▸ Written exercise
Everything in the data should be repeated exactly, save for the images.

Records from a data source
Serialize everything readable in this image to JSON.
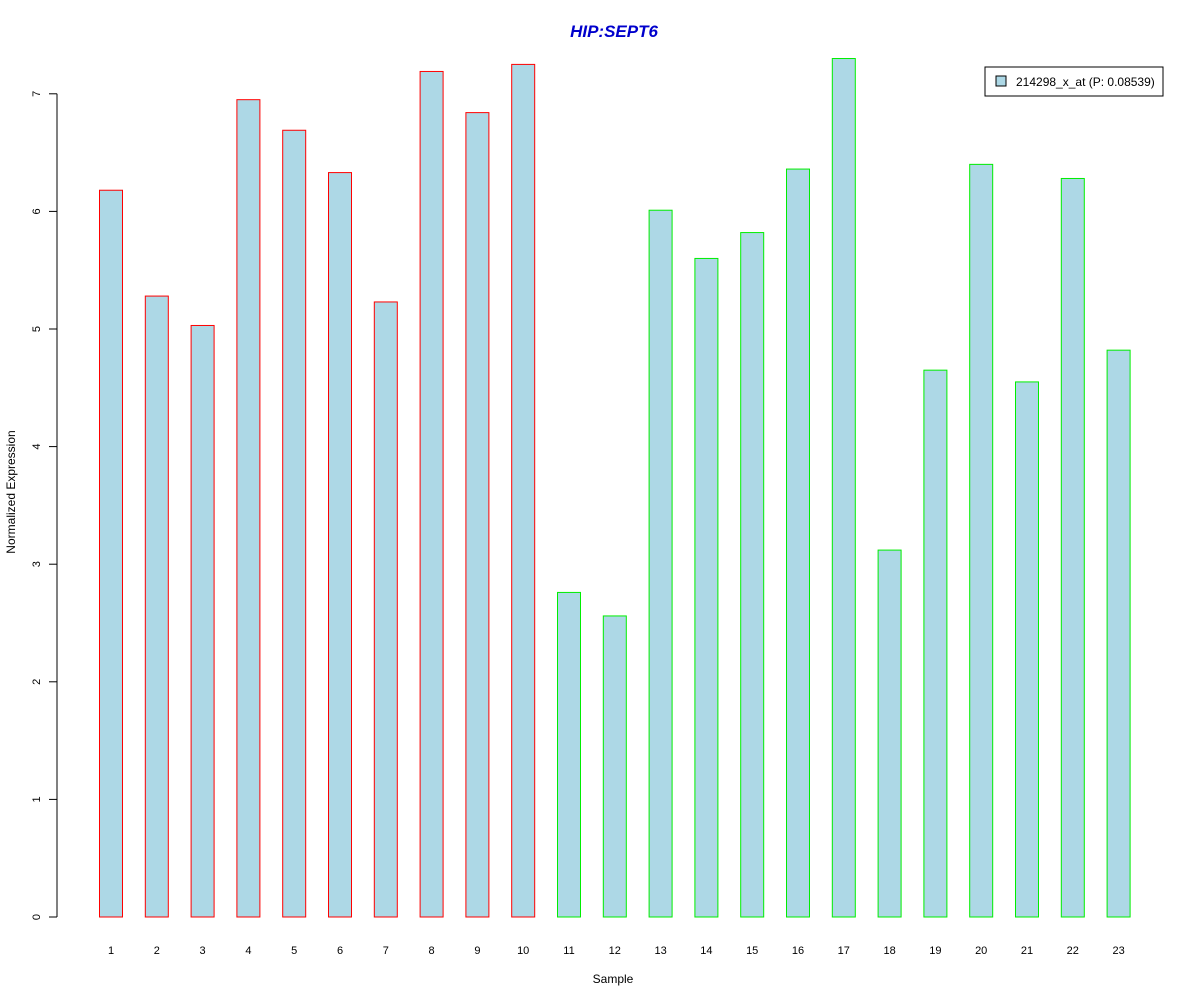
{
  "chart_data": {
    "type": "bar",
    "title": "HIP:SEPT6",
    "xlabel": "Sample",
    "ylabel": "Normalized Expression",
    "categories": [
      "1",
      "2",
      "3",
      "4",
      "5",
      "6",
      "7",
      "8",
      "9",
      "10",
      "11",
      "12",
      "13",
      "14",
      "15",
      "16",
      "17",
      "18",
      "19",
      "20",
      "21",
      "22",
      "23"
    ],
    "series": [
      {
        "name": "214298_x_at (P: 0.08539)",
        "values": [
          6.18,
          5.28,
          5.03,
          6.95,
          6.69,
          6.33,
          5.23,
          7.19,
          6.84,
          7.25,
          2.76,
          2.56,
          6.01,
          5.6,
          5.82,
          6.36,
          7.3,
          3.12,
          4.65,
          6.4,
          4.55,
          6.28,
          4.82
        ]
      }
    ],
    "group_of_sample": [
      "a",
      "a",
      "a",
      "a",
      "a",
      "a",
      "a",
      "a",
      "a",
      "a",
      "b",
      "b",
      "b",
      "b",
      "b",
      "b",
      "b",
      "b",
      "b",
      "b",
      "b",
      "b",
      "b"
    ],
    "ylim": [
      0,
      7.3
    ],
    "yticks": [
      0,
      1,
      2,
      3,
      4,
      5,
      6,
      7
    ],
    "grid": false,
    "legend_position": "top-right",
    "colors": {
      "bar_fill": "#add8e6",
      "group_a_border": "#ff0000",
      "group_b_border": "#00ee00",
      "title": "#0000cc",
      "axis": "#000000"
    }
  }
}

▸ Response to this task
Serialize everything readable in this image to JSON.
{
  "chart_data": {
    "type": "bar",
    "title": "HIP:SEPT6",
    "xlabel": "Sample",
    "ylabel": "Normalized Expression",
    "categories": [
      "1",
      "2",
      "3",
      "4",
      "5",
      "6",
      "7",
      "8",
      "9",
      "10",
      "11",
      "12",
      "13",
      "14",
      "15",
      "16",
      "17",
      "18",
      "19",
      "20",
      "21",
      "22",
      "23"
    ],
    "series": [
      {
        "name": "214298_x_at (P: 0.08539)",
        "values": [
          6.18,
          5.28,
          5.03,
          6.95,
          6.69,
          6.33,
          5.23,
          7.19,
          6.84,
          7.25,
          2.76,
          2.56,
          6.01,
          5.6,
          5.82,
          6.36,
          7.3,
          3.12,
          4.65,
          6.4,
          4.55,
          6.28,
          4.82
        ]
      }
    ],
    "group_of_sample": [
      "a",
      "a",
      "a",
      "a",
      "a",
      "a",
      "a",
      "a",
      "a",
      "a",
      "b",
      "b",
      "b",
      "b",
      "b",
      "b",
      "b",
      "b",
      "b",
      "b",
      "b",
      "b",
      "b"
    ],
    "ylim": [
      0,
      7.3
    ],
    "yticks": [
      0,
      1,
      2,
      3,
      4,
      5,
      6,
      7
    ],
    "grid": false,
    "legend_position": "top-right",
    "colors": {
      "bar_fill": "#add8e6",
      "group_a_border": "#ff0000",
      "group_b_border": "#00ee00",
      "title": "#0000cc",
      "axis": "#000000"
    }
  }
}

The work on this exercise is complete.